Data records
════════
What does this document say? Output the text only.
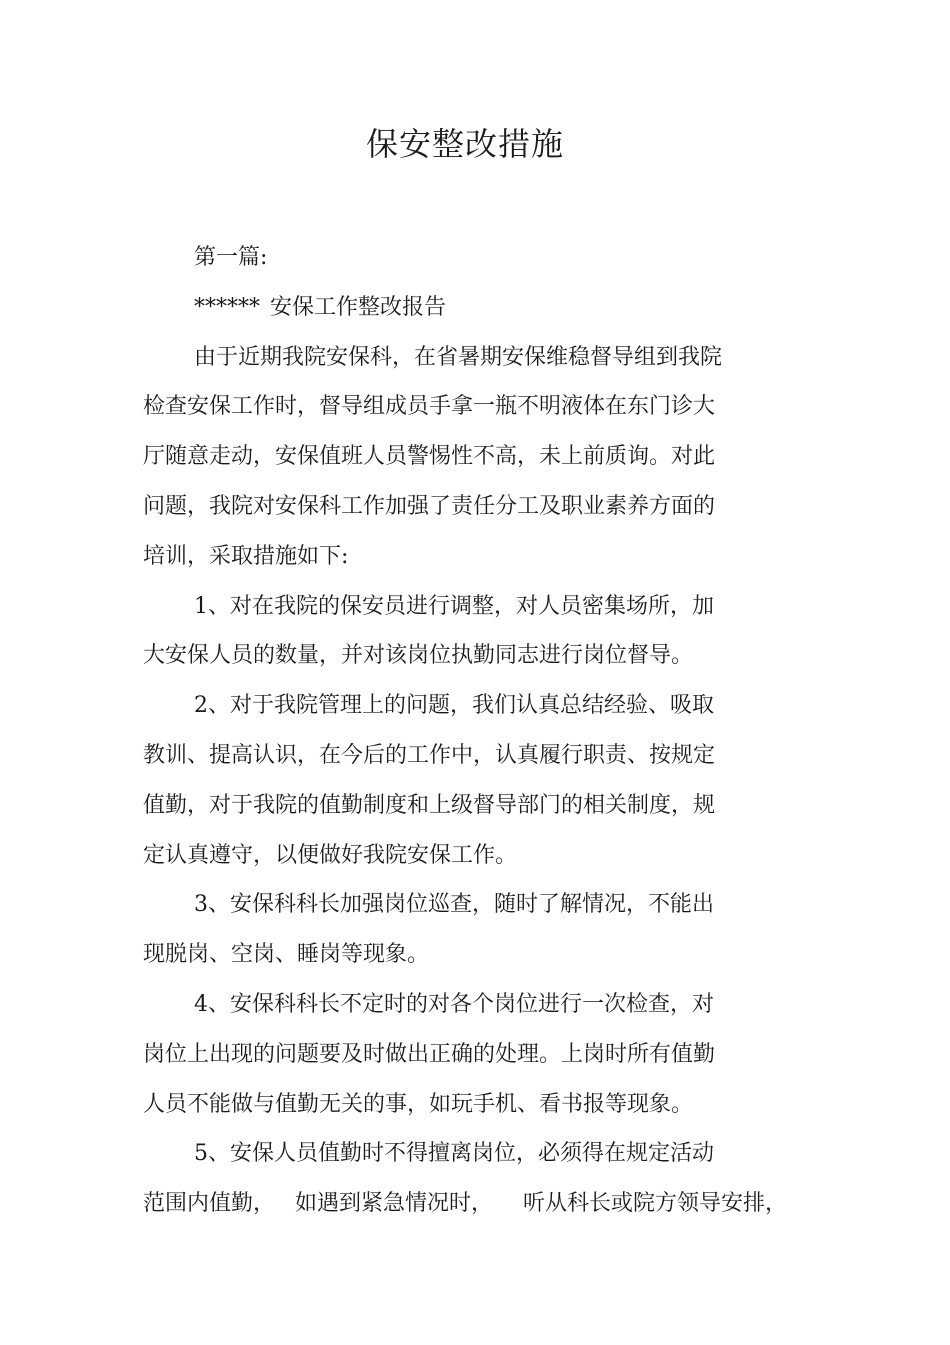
保安整改措施
第一篇:
****** 安保工作整改报告
由于近期我院安保科，在省暑期安保维稳督导组到我院
检查安保工作时，督导组成员手拿一瓶不明液体在东门诊大
厅随意走动，安保值班人员警惕性不高，未上前质询。对此
问题，我院对安保科工作加强了责任分工及职业素养方面的
培训，采取措施如下:
1、对在我院的保安员进行调整，对人员密集场所，加
大安保人员的数量，并对该岗位执勤同志进行岗位督导。
2、对于我院管理上的问题，我们认真总结经验、吸取
教训、提高认识，在今后的工作中，认真履行职责、按规定
值勤，对于我院的值勤制度和上级督导部门的相关制度，规
定认真遵守，以便做好我院安保工作。
3、安保科科长加强岗位巡查，随时了解情况，不能出
现脱岗、空岗、睡岗等现象。
4、安保科科长不定时的对各个岗位进行一次检查，对
岗位上出现的问题要及时做出正确的处理。上岗时所有值勤
人员不能做与值勤无关的事，如玩手机、看书报等现象。
5、安保人员值勤时不得擅离岗位，必须得在规定活动
范围内值勤， 如遇到紧急情况时， 听从科长或院方领导安排，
════════
Request
From the data above, write out everything exactly except the pictures.

Answer to this problem
What does this document say? Output the text only.
保安整改措施
第一篇:
****** 安保工作整改报告
由于近期我院安保科，在省暑期安保维稳督导组到我院
检查安保工作时，督导组成员手拿一瓶不明液体在东门诊大
厅随意走动，安保值班人员警惕性不高，未上前质询。对此
问题，我院对安保科工作加强了责任分工及职业素养方面的
培训，采取措施如下:
1、对在我院的保安员进行调整，对人员密集场所，加
大安保人员的数量，并对该岗位执勤同志进行岗位督导。
2、对于我院管理上的问题，我们认真总结经验、吸取
教训、提高认识，在今后的工作中，认真履行职责、按规定
值勤，对于我院的值勤制度和上级督导部门的相关制度，规
定认真遵守，以便做好我院安保工作。
3、安保科科长加强岗位巡查，随时了解情况，不能出
现脱岗、空岗、睡岗等现象。
4、安保科科长不定时的对各个岗位进行一次检查，对
岗位上出现的问题要及时做出正确的处理。上岗时所有值勤
人员不能做与值勤无关的事，如玩手机、看书报等现象。
5、安保人员值勤时不得擅离岗位，必须得在规定活动
范围内值勤， 如遇到紧急情况时， 听从科长或院方领导安排，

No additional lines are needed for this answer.